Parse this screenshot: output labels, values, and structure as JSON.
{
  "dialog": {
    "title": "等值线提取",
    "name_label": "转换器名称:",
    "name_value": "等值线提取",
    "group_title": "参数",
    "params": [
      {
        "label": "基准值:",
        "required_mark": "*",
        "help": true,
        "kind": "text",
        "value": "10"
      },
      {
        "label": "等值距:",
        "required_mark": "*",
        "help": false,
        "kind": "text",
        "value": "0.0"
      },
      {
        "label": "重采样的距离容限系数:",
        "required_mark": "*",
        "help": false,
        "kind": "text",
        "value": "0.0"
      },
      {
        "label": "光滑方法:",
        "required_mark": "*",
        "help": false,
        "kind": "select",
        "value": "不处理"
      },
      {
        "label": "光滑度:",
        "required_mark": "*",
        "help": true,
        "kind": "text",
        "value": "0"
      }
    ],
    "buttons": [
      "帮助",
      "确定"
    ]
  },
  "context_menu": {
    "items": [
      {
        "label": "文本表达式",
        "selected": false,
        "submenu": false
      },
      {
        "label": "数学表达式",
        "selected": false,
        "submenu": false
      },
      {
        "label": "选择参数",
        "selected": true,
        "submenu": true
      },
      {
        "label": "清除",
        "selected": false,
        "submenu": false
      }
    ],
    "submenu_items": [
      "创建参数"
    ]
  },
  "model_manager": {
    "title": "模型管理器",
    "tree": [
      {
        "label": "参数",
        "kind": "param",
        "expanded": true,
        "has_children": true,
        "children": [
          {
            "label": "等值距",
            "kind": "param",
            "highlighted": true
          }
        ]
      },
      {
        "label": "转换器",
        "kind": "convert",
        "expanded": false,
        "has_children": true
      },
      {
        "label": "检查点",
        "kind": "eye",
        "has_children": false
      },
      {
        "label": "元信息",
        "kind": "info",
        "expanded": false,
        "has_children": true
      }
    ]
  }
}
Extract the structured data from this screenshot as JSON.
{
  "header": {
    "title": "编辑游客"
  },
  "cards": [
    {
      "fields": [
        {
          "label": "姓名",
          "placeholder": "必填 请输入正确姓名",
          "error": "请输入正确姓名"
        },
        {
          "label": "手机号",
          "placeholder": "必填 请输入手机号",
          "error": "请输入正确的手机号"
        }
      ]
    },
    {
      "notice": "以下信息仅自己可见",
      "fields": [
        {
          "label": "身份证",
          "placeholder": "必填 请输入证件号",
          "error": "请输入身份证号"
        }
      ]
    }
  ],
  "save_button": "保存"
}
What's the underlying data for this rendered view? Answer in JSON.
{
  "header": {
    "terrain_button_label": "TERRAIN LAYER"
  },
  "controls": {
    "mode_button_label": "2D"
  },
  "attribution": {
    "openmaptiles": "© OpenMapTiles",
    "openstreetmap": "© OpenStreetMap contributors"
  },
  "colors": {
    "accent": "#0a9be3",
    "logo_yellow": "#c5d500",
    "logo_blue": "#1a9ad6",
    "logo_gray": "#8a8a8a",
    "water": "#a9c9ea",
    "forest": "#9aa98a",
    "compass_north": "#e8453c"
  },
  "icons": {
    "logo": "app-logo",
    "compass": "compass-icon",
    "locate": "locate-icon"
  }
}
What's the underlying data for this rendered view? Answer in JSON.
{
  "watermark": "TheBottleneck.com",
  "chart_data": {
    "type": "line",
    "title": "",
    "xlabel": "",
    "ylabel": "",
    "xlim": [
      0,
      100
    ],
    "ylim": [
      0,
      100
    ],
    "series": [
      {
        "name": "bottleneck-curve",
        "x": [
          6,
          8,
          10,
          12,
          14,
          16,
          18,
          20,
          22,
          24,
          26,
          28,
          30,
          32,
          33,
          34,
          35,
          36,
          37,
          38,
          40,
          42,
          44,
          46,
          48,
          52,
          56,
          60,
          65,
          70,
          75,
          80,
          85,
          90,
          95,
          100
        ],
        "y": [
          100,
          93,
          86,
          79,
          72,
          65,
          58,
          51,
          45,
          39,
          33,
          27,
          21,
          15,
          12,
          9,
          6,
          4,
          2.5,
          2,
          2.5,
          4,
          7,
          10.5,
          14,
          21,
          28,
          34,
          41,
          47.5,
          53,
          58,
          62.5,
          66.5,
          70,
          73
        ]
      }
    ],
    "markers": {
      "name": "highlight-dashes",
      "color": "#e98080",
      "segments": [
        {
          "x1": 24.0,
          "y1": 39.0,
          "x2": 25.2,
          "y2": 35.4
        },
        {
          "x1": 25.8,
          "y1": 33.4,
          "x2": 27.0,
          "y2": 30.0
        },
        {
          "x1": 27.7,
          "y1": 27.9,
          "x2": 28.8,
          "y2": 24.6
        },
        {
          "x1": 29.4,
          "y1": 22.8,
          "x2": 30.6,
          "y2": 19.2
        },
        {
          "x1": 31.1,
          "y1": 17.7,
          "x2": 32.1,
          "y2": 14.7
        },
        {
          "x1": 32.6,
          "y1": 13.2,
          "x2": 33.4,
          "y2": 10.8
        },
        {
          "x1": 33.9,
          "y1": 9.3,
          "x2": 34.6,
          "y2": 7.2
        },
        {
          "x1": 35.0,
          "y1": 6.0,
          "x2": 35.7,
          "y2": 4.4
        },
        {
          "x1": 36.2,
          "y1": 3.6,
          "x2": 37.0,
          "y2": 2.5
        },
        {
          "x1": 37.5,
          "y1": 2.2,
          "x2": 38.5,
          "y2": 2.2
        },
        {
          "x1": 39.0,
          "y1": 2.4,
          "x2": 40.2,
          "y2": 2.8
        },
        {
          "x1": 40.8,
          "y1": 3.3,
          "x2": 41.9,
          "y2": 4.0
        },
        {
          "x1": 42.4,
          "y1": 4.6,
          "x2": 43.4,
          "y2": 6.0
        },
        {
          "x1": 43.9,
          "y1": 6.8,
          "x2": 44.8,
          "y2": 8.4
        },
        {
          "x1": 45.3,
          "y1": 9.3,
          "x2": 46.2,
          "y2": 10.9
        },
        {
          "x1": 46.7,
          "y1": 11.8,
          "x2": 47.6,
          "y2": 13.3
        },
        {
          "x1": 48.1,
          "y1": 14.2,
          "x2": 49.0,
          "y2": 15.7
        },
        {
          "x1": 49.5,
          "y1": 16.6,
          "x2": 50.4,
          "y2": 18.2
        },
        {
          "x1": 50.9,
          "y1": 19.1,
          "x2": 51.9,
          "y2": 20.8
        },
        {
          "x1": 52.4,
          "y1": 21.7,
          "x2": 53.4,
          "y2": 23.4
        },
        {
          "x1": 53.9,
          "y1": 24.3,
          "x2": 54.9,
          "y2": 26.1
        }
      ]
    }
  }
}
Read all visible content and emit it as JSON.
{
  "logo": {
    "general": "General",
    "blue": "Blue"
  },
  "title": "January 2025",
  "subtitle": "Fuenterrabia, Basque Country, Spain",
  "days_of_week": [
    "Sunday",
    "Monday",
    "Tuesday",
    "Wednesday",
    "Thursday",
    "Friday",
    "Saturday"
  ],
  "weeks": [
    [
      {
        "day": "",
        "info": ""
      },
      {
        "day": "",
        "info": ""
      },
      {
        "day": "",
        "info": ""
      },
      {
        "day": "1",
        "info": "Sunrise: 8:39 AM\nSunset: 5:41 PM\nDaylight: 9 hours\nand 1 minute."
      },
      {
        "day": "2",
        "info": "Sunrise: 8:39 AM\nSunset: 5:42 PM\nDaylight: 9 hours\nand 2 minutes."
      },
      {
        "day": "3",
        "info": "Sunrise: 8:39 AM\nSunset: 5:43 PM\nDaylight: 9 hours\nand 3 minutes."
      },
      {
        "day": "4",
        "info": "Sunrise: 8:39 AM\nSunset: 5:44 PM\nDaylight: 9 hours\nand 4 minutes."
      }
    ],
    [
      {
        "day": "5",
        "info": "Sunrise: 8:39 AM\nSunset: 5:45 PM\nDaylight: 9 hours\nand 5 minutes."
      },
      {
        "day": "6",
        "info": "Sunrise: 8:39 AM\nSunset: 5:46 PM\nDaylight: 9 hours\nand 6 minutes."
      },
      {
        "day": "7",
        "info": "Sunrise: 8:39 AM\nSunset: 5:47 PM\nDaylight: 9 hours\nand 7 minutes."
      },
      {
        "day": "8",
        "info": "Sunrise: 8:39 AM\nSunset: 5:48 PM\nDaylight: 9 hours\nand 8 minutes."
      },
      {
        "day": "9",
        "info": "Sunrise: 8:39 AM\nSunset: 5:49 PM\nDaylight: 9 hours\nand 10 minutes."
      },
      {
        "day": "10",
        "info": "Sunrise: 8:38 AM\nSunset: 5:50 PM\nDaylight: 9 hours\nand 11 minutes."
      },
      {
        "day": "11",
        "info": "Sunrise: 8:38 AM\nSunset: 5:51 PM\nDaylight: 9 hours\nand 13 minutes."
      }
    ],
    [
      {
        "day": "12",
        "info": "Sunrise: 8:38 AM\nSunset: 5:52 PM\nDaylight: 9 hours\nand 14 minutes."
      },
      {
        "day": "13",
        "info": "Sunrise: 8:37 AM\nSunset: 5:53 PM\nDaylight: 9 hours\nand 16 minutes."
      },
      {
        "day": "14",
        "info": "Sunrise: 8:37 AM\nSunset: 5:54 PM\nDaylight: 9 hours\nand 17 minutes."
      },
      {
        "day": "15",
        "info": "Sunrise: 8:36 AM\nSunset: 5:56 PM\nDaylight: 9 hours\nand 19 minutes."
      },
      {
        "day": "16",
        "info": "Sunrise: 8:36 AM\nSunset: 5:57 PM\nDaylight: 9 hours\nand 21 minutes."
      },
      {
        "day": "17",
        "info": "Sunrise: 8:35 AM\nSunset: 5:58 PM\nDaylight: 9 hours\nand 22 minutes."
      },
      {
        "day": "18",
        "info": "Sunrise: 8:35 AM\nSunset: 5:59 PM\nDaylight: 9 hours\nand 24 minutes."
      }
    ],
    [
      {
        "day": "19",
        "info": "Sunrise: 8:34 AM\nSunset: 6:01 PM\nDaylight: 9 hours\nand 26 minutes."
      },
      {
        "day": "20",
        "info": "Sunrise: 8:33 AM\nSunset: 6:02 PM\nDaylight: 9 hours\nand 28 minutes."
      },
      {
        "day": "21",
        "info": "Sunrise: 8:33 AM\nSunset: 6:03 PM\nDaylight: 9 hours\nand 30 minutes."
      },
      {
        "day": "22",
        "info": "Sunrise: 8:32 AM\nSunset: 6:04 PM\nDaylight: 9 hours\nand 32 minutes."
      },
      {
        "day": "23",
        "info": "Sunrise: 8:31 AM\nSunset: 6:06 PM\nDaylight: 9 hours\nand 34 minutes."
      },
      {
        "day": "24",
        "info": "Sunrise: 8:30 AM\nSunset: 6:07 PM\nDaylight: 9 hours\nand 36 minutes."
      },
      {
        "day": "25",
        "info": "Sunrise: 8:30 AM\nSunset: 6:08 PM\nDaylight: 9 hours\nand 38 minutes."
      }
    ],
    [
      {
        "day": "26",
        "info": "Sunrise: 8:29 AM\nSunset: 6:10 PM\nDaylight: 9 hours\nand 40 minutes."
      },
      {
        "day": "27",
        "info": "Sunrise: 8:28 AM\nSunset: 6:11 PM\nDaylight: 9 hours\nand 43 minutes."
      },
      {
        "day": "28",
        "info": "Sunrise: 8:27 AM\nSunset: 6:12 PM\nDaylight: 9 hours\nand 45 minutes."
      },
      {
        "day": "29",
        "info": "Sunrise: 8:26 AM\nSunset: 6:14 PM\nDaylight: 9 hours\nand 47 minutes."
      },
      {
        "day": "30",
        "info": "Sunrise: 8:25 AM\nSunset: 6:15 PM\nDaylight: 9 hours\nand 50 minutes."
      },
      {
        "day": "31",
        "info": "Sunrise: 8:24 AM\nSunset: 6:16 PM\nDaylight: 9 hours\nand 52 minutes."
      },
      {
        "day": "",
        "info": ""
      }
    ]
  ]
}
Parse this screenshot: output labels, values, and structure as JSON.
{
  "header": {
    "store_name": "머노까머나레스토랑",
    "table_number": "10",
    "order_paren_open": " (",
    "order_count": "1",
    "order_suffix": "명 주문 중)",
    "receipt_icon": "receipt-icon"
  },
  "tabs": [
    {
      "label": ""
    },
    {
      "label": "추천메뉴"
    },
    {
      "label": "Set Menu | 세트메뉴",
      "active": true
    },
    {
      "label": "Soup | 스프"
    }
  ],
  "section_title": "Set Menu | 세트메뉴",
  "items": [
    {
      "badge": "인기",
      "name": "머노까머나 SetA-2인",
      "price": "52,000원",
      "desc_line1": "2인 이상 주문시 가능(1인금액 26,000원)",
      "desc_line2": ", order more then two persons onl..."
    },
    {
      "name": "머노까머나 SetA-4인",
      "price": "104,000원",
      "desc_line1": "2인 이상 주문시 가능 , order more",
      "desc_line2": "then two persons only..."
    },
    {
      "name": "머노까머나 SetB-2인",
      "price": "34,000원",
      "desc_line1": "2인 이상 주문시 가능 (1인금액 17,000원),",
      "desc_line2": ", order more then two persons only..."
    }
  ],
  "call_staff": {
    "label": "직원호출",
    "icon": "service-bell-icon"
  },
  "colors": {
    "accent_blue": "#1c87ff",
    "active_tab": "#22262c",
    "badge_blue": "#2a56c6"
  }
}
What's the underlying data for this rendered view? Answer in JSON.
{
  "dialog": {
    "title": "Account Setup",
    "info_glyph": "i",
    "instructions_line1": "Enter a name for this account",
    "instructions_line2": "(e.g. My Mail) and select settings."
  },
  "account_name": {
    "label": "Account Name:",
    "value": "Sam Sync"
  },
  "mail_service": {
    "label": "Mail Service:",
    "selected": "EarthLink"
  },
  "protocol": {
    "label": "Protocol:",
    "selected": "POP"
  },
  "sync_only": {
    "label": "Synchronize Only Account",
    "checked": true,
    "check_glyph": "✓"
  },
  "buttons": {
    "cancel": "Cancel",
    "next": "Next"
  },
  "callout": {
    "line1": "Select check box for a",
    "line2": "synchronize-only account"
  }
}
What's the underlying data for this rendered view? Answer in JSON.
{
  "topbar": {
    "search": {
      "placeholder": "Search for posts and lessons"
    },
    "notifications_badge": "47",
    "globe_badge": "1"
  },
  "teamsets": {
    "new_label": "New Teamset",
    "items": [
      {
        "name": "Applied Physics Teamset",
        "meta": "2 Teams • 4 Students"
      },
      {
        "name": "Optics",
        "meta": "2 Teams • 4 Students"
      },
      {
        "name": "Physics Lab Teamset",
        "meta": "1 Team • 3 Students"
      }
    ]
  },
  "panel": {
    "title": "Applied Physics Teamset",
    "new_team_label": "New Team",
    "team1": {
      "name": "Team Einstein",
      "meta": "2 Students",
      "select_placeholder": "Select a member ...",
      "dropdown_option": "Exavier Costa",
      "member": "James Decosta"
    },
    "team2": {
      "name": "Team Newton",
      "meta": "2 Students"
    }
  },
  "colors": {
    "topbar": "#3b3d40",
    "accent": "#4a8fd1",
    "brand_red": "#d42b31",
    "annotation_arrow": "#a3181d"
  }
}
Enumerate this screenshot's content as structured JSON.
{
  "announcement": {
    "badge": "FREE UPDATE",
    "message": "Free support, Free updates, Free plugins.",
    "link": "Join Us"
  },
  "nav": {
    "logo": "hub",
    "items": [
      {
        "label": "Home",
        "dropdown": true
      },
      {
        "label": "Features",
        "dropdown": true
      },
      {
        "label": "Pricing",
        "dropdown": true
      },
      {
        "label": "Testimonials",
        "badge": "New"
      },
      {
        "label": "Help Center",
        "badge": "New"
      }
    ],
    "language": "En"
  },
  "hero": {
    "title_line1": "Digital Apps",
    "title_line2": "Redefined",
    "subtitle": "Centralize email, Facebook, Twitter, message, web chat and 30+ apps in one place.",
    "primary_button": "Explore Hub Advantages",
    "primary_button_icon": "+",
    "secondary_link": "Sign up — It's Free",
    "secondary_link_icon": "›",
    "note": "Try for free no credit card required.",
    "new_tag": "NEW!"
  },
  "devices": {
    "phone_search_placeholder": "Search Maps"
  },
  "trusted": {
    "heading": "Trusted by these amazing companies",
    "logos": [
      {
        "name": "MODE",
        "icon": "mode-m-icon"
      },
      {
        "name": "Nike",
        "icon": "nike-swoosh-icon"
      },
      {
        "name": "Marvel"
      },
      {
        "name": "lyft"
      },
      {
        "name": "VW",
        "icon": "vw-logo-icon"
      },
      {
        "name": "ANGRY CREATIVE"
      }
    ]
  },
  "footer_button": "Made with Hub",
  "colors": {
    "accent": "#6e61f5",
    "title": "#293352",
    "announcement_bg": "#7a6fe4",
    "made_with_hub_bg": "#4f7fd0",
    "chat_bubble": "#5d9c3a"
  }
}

==========

STATED GOAL: In the entries above, find every line with the word "member" and list it.

EXERCISE OUTPUT:
      "select_placeholder": "Select a member ...",
      "member": "James Decosta"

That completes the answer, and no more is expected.